DATA ENTRIES
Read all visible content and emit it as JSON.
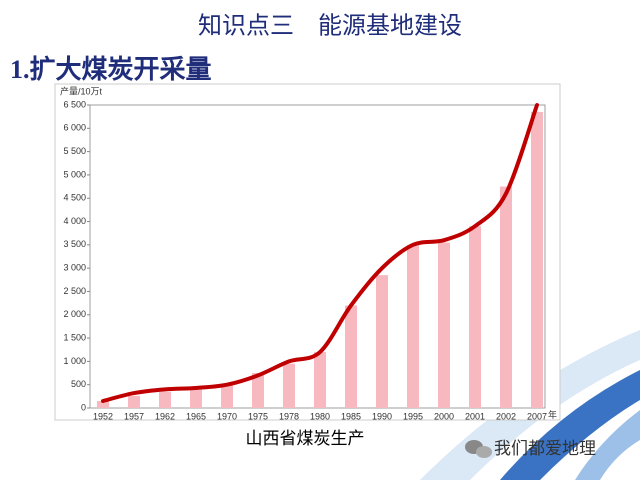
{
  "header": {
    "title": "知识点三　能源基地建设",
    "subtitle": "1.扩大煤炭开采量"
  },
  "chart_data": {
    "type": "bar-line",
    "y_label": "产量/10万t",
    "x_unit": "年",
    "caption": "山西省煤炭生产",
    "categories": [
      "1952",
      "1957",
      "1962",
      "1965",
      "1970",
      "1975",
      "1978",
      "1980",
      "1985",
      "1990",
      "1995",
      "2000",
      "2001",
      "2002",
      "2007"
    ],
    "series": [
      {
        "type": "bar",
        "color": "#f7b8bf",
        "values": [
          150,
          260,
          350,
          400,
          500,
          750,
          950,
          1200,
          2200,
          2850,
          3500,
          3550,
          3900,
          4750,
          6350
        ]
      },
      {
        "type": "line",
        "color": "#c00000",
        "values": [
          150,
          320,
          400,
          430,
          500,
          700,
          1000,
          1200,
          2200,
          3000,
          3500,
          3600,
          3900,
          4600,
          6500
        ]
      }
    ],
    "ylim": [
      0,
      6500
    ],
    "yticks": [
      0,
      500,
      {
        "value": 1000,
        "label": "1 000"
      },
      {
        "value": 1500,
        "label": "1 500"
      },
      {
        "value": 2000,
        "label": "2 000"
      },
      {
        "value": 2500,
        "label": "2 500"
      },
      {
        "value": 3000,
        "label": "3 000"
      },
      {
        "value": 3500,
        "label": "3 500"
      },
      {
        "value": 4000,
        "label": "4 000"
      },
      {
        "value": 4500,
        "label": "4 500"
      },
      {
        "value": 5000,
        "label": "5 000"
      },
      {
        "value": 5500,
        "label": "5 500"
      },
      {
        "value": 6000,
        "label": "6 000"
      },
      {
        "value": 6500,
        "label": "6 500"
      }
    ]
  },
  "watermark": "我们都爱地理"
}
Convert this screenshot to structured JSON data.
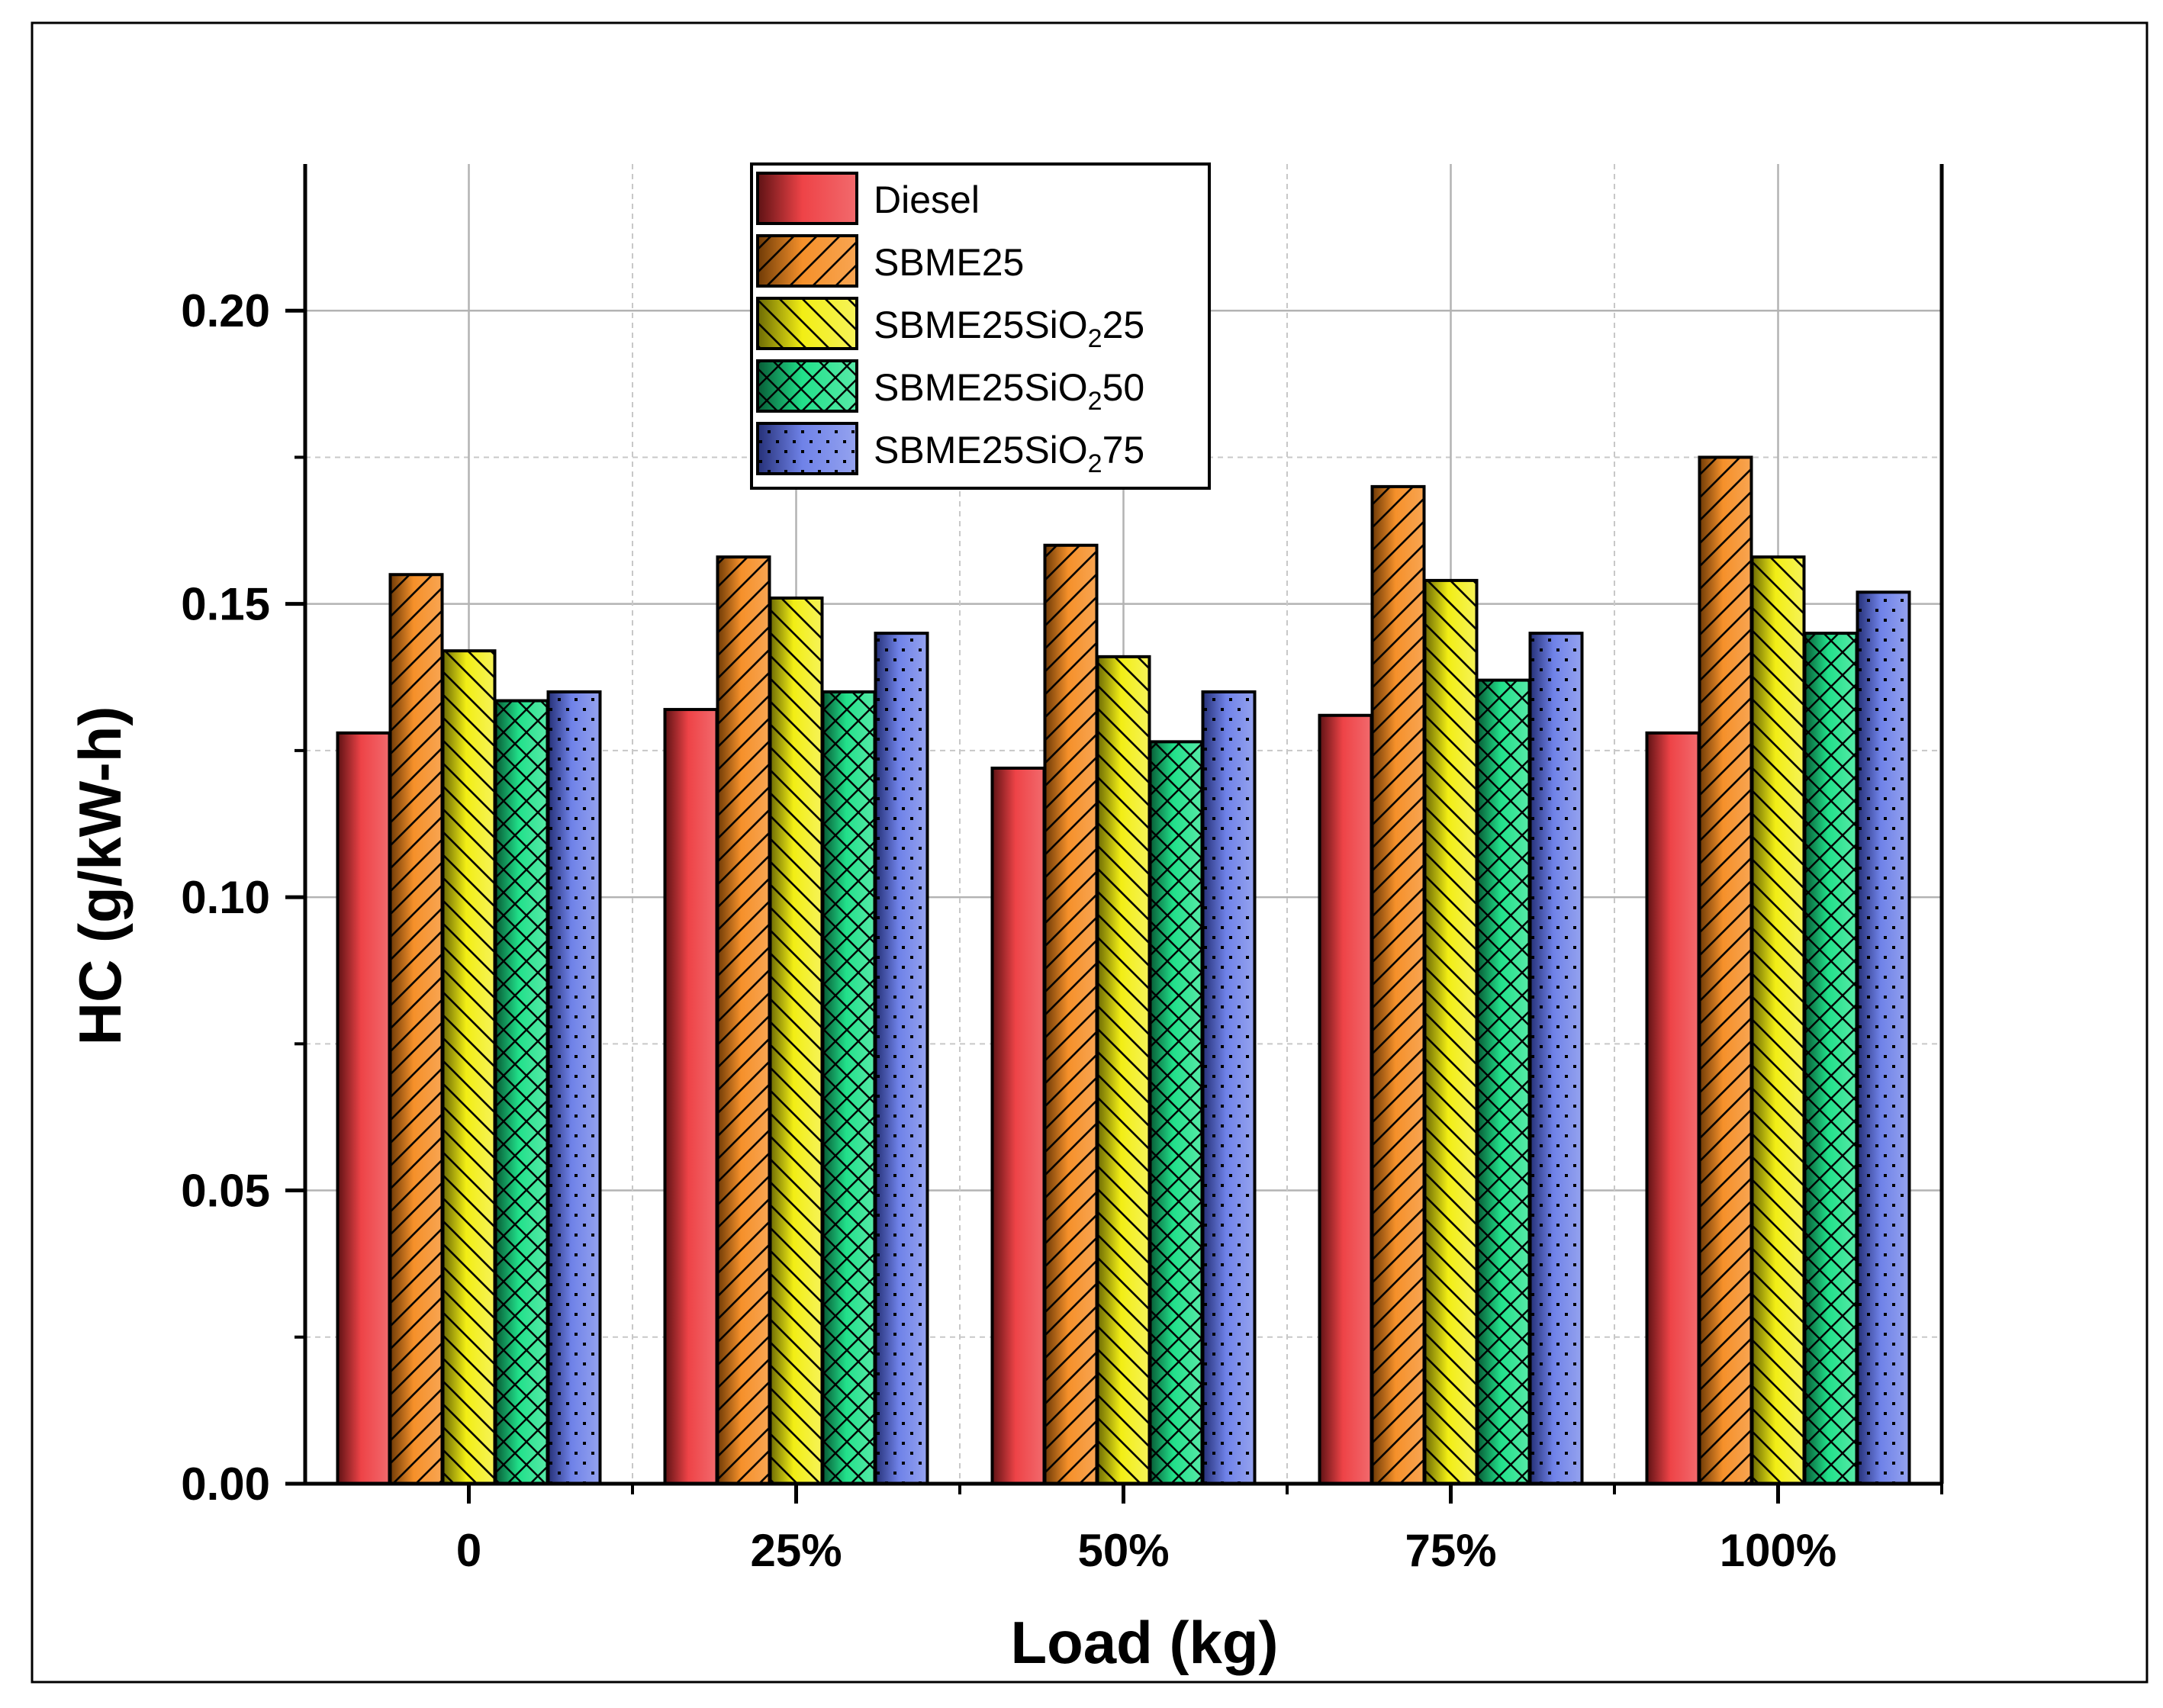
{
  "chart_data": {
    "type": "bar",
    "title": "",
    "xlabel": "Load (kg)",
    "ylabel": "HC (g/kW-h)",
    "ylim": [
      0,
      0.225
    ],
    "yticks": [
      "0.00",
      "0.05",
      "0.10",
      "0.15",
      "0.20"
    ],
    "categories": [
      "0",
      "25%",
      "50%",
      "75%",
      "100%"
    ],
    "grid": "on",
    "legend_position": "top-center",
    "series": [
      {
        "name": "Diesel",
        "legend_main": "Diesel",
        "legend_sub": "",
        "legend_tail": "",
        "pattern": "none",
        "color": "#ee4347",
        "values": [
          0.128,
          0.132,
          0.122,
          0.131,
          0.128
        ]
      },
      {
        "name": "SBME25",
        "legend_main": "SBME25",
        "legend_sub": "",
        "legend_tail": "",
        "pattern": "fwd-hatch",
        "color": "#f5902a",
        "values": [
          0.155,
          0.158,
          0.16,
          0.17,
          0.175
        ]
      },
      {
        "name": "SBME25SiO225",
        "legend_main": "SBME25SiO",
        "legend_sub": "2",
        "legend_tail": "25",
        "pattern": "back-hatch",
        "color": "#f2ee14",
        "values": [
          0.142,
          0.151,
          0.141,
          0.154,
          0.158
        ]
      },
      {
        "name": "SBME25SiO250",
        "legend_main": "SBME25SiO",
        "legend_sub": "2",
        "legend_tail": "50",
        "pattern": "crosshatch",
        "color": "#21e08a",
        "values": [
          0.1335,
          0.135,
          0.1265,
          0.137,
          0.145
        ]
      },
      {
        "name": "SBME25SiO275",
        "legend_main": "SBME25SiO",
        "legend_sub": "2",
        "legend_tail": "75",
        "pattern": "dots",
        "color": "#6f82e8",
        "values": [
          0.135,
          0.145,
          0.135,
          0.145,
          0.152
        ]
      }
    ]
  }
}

GOAL OF THE EXERCISE
Identify all lines in the records above with the word "pattern".

SOLUTION BELOW
        "pattern": "none",
        "pattern": "fwd-hatch",
        "pattern": "back-hatch",
        "pattern": "crosshatch",
        "pattern": "dots",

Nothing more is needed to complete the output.